SET PROBLEM -
Transcribe each line exactly.

(Stored data entries)
★ ★ ★ ★ ★ ★ ★

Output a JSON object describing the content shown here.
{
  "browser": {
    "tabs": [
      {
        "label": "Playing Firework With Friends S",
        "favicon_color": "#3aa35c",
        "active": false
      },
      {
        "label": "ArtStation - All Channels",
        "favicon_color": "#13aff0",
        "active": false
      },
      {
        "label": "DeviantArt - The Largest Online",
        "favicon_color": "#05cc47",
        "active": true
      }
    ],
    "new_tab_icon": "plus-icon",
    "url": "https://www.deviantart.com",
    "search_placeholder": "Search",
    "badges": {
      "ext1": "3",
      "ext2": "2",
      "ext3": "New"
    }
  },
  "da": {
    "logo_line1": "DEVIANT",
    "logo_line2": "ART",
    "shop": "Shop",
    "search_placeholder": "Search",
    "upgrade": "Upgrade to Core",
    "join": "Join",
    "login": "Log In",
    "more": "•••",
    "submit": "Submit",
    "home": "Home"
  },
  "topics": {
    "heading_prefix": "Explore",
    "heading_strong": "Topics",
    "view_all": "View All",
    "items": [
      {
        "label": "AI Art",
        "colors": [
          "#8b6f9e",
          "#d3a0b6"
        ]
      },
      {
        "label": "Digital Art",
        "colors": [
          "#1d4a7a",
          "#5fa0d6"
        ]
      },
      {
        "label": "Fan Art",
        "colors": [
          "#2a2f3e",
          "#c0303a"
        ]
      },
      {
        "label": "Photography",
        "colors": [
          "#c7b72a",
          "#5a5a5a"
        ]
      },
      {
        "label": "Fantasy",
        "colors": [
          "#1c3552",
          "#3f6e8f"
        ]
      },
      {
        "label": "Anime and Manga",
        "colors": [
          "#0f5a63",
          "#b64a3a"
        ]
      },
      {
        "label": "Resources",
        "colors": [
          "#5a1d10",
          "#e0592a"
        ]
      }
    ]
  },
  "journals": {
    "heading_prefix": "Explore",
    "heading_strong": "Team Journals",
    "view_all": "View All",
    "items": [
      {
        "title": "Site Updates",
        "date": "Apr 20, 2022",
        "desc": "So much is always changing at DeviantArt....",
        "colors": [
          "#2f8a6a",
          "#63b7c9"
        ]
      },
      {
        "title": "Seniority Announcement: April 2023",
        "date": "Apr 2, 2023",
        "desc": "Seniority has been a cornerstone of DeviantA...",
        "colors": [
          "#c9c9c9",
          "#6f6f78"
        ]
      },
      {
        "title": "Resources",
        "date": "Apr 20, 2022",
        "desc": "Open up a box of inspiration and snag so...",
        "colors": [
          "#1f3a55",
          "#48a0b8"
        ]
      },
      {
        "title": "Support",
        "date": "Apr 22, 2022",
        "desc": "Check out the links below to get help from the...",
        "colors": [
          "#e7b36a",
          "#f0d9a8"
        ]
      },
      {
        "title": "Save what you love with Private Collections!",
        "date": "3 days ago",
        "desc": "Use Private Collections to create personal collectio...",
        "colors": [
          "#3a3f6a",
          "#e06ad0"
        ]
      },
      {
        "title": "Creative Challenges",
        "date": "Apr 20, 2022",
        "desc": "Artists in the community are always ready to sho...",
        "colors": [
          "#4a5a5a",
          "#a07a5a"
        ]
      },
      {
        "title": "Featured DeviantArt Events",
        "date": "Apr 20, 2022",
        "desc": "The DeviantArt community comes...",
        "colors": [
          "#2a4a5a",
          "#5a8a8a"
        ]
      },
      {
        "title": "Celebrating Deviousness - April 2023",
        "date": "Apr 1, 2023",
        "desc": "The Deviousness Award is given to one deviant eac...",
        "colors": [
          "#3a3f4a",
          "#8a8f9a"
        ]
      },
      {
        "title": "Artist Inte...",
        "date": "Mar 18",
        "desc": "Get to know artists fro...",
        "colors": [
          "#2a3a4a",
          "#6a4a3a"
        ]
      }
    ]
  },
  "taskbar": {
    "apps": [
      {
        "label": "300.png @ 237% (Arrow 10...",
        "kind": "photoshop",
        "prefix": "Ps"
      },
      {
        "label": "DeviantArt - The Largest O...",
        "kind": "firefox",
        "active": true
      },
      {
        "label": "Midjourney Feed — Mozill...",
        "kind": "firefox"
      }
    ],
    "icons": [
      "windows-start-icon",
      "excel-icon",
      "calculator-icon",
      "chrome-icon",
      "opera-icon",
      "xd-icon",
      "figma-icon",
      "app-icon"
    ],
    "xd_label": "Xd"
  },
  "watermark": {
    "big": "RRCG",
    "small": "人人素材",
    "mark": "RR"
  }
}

★ ★ ★ ★ ★ ★ ★

WRITTEN ANSWER -
Output a JSON object describing the content shown here.
{
  "browser": {
    "tabs": [
      {
        "label": "Playing Firework With Friends S",
        "favicon_color": "#3aa35c",
        "active": false
      },
      {
        "label": "ArtStation - All Channels",
        "favicon_color": "#13aff0",
        "active": false
      },
      {
        "label": "DeviantArt - The Largest Online",
        "favicon_color": "#05cc47",
        "active": true
      }
    ],
    "new_tab_icon": "plus-icon",
    "url": "https://www.deviantart.com",
    "search_placeholder": "Search",
    "badges": {
      "ext1": "3",
      "ext2": "2",
      "ext3": "New"
    }
  },
  "da": {
    "logo_line1": "DEVIANT",
    "logo_line2": "ART",
    "shop": "Shop",
    "search_placeholder": "Search",
    "upgrade": "Upgrade to Core",
    "join": "Join",
    "login": "Log In",
    "more": "•••",
    "submit": "Submit",
    "home": "Home"
  },
  "topics": {
    "heading_prefix": "Explore",
    "heading_strong": "Topics",
    "view_all": "View All",
    "items": [
      {
        "label": "AI Art",
        "colors": [
          "#8b6f9e",
          "#d3a0b6"
        ]
      },
      {
        "label": "Digital Art",
        "colors": [
          "#1d4a7a",
          "#5fa0d6"
        ]
      },
      {
        "label": "Fan Art",
        "colors": [
          "#2a2f3e",
          "#c0303a"
        ]
      },
      {
        "label": "Photography",
        "colors": [
          "#c7b72a",
          "#5a5a5a"
        ]
      },
      {
        "label": "Fantasy",
        "colors": [
          "#1c3552",
          "#3f6e8f"
        ]
      },
      {
        "label": "Anime and Manga",
        "colors": [
          "#0f5a63",
          "#b64a3a"
        ]
      },
      {
        "label": "Resources",
        "colors": [
          "#5a1d10",
          "#e0592a"
        ]
      }
    ]
  },
  "journals": {
    "heading_prefix": "Explore",
    "heading_strong": "Team Journals",
    "view_all": "View All",
    "items": [
      {
        "title": "Site Updates",
        "date": "Apr 20, 2022",
        "desc": "So much is always changing at DeviantArt....",
        "colors": [
          "#2f8a6a",
          "#63b7c9"
        ]
      },
      {
        "title": "Seniority Announcement: April 2023",
        "date": "Apr 2, 2023",
        "desc": "Seniority has been a cornerstone of DeviantA...",
        "colors": [
          "#c9c9c9",
          "#6f6f78"
        ]
      },
      {
        "title": "Resources",
        "date": "Apr 20, 2022",
        "desc": "Open up a box of inspiration and snag so...",
        "colors": [
          "#1f3a55",
          "#48a0b8"
        ]
      },
      {
        "title": "Support",
        "date": "Apr 22, 2022",
        "desc": "Check out the links below to get help from the...",
        "colors": [
          "#e7b36a",
          "#f0d9a8"
        ]
      },
      {
        "title": "Save what you love with Private Collections!",
        "date": "3 days ago",
        "desc": "Use Private Collections to create personal collectio...",
        "colors": [
          "#3a3f6a",
          "#e06ad0"
        ]
      },
      {
        "title": "Creative Challenges",
        "date": "Apr 20, 2022",
        "desc": "Artists in the community are always ready to sho...",
        "colors": [
          "#4a5a5a",
          "#a07a5a"
        ]
      },
      {
        "title": "Featured DeviantArt Events",
        "date": "Apr 20, 2022",
        "desc": "The DeviantArt community comes...",
        "colors": [
          "#2a4a5a",
          "#5a8a8a"
        ]
      },
      {
        "title": "Celebrating Deviousness - April 2023",
        "date": "Apr 1, 2023",
        "desc": "The Deviousness Award is given to one deviant eac...",
        "colors": [
          "#3a3f4a",
          "#8a8f9a"
        ]
      },
      {
        "title": "Artist Inte...",
        "date": "Mar 18",
        "desc": "Get to know artists fro...",
        "colors": [
          "#2a3a4a",
          "#6a4a3a"
        ]
      }
    ]
  },
  "taskbar": {
    "apps": [
      {
        "label": "300.png @ 237% (Arrow 10...",
        "kind": "photoshop",
        "prefix": "Ps"
      },
      {
        "label": "DeviantArt - The Largest O...",
        "kind": "firefox",
        "active": true
      },
      {
        "label": "Midjourney Feed — Mozill...",
        "kind": "firefox"
      }
    ],
    "icons": [
      "windows-start-icon",
      "excel-icon",
      "calculator-icon",
      "chrome-icon",
      "opera-icon",
      "xd-icon",
      "figma-icon",
      "app-icon"
    ],
    "xd_label": "Xd"
  },
  "watermark": {
    "big": "RRCG",
    "small": "人人素材",
    "mark": "RR"
  }
}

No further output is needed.